Material for the task:
____________

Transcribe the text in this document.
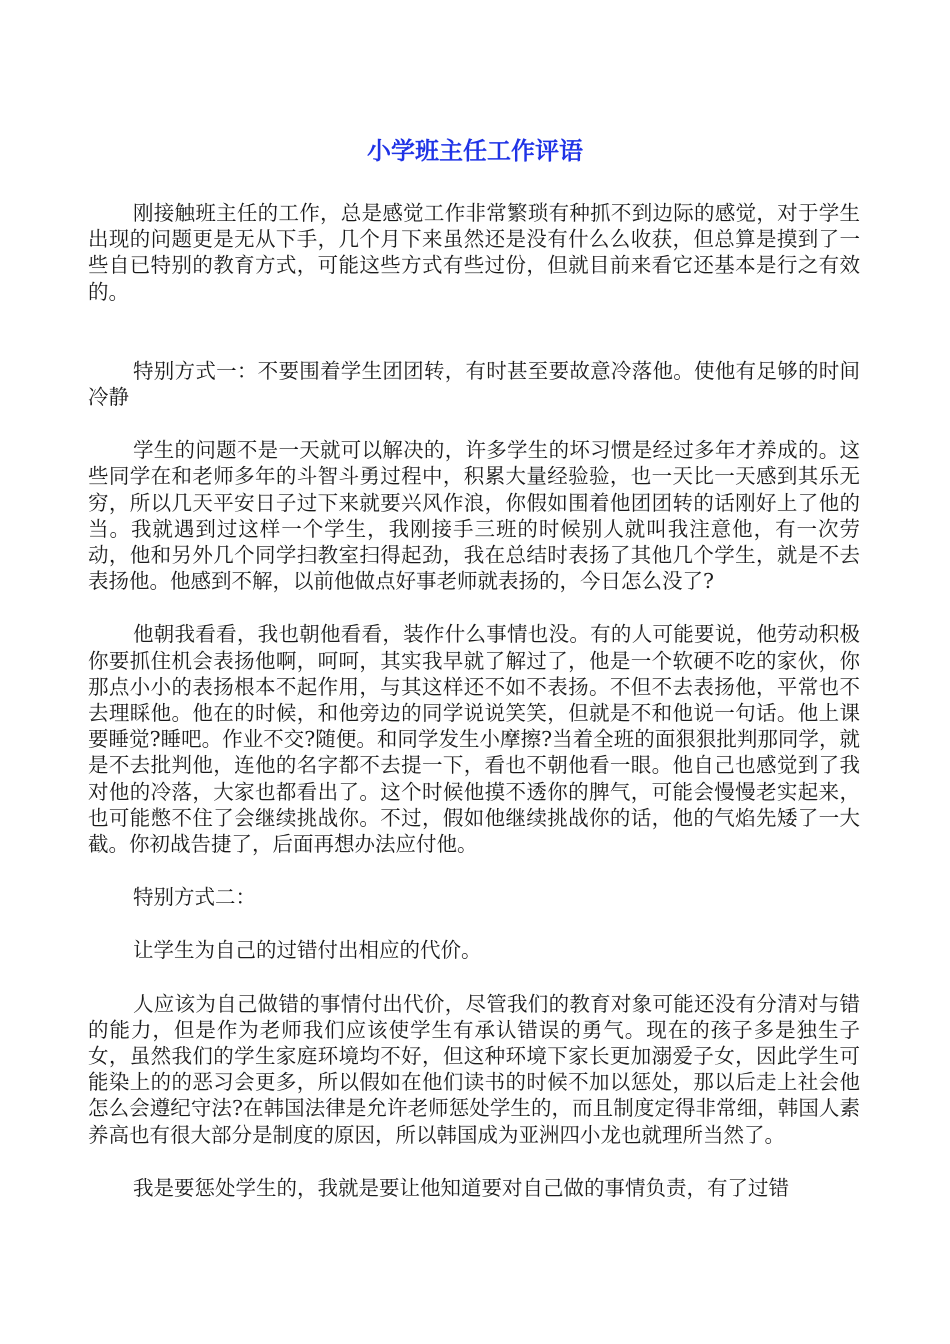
小学班主任工作评语

刚接触班主任的工作，总是感觉工作非常繁琐有种抓不到边际的感觉，对于学生出现的问题更是无从下手，几个月下来虽然还是没有什么么收获，但总算是摸到了一些自已特别的教育方式，可能这些方式有些过份，但就目前来看它还基本是行之有效的。

特别方式一：不要围着学生团团转，有时甚至要故意冷落他。使他有足够的时间冷静

学生的问题不是一天就可以解决的，许多学生的坏习惯是经过多年才养成的。这些同学在和老师多年的斗智斗勇过程中，积累大量经验验，也一天比一天感到其乐无穷，所以几天平安日子过下来就要兴风作浪，你假如围着他团团转的话刚好上了他的当。我就遇到过这样一个学生，我刚接手三班的时候别人就叫我注意他，有一次劳动，他和另外几个同学扫教室扫得起劲，我在总结时表扬了其他几个学生，就是不去表扬他。他感到不解，以前他做点好事老师就表扬的，今日怎么没了?

他朝我看看，我也朝他看看，装作什么事情也没。有的人可能要说，他劳动积极你要抓住机会表扬他啊，呵呵，其实我早就了解过了，他是一个软硬不吃的家伙，你那点小小的表扬根本不起作用，与其这样还不如不表扬。不但不去表扬他，平常也不去理睬他。他在的时候，和他旁边的同学说说笑笑，但就是不和他说一句话。他上课要睡觉?睡吧。作业不交?随便。和同学发生小摩擦?当着全班的面狠狠批判那同学，就是不去批判他，连他的名字都不去提一下，看也不朝他看一眼。他自己也感觉到了我对他的冷落，大家也都看出了。这个时候他摸不透你的脾气，可能会慢慢老实起来，也可能憋不住了会继续挑战你。不过，假如他继续挑战你的话，他的气焰先矮了一大截。你初战告捷了，后面再想办法应付他。

特别方式二：

让学生为自己的过错付出相应的代价。

人应该为自己做错的事情付出代价，尽管我们的教育对象可能还没有分清对与错的能力，但是作为老师我们应该使学生有承认错误的勇气。现在的孩子多是独生子女，虽然我们的学生家庭环境均不好，但这种环境下家长更加溺爱子女，因此学生可能染上的的恶习会更多，所以假如在他们读书的时候不加以惩处，那以后走上社会他怎么会遵纪守法?在韩国法律是允许老师惩处学生的，而且制度定得非常细，韩国人素养高也有很大部分是制度的原因，所以韩国成为亚洲四小龙也就理所当然了。

我是要惩处学生的，我就是要让他知道要对自己做的事情负责，有了过错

____________

Exercise objective:
Images in the records should not be copied. Repeat all the rest exactly.

Full solution:
Transcribe the text in this document.
小学班主任工作评语

刚接触班主任的工作，总是感觉工作非常繁琐有种抓不到边际的感觉，对于学生出现的问题更是无从下手，几个月下来虽然还是没有什么么收获，但总算是摸到了一些自已特别的教育方式，可能这些方式有些过份，但就目前来看它还基本是行之有效的。

特别方式一：不要围着学生团团转，有时甚至要故意冷落他。使他有足够的时间冷静

学生的问题不是一天就可以解决的，许多学生的坏习惯是经过多年才养成的。这些同学在和老师多年的斗智斗勇过程中，积累大量经验验，也一天比一天感到其乐无穷，所以几天平安日子过下来就要兴风作浪，你假如围着他团团转的话刚好上了他的当。我就遇到过这样一个学生，我刚接手三班的时候别人就叫我注意他，有一次劳动，他和另外几个同学扫教室扫得起劲，我在总结时表扬了其他几个学生，就是不去表扬他。他感到不解，以前他做点好事老师就表扬的，今日怎么没了?

他朝我看看，我也朝他看看，装作什么事情也没。有的人可能要说，他劳动积极你要抓住机会表扬他啊，呵呵，其实我早就了解过了，他是一个软硬不吃的家伙，你那点小小的表扬根本不起作用，与其这样还不如不表扬。不但不去表扬他，平常也不去理睬他。他在的时候，和他旁边的同学说说笑笑，但就是不和他说一句话。他上课要睡觉?睡吧。作业不交?随便。和同学发生小摩擦?当着全班的面狠狠批判那同学，就是不去批判他，连他的名字都不去提一下，看也不朝他看一眼。他自己也感觉到了我对他的冷落，大家也都看出了。这个时候他摸不透你的脾气，可能会慢慢老实起来，也可能憋不住了会继续挑战你。不过，假如他继续挑战你的话，他的气焰先矮了一大截。你初战告捷了，后面再想办法应付他。

特别方式二：

让学生为自己的过错付出相应的代价。

人应该为自己做错的事情付出代价，尽管我们的教育对象可能还没有分清对与错的能力，但是作为老师我们应该使学生有承认错误的勇气。现在的孩子多是独生子女，虽然我们的学生家庭环境均不好，但这种环境下家长更加溺爱子女，因此学生可能染上的的恶习会更多，所以假如在他们读书的时候不加以惩处，那以后走上社会他怎么会遵纪守法?在韩国法律是允许老师惩处学生的，而且制度定得非常细，韩国人素养高也有很大部分是制度的原因，所以韩国成为亚洲四小龙也就理所当然了。

我是要惩处学生的，我就是要让他知道要对自己做的事情负责，有了过错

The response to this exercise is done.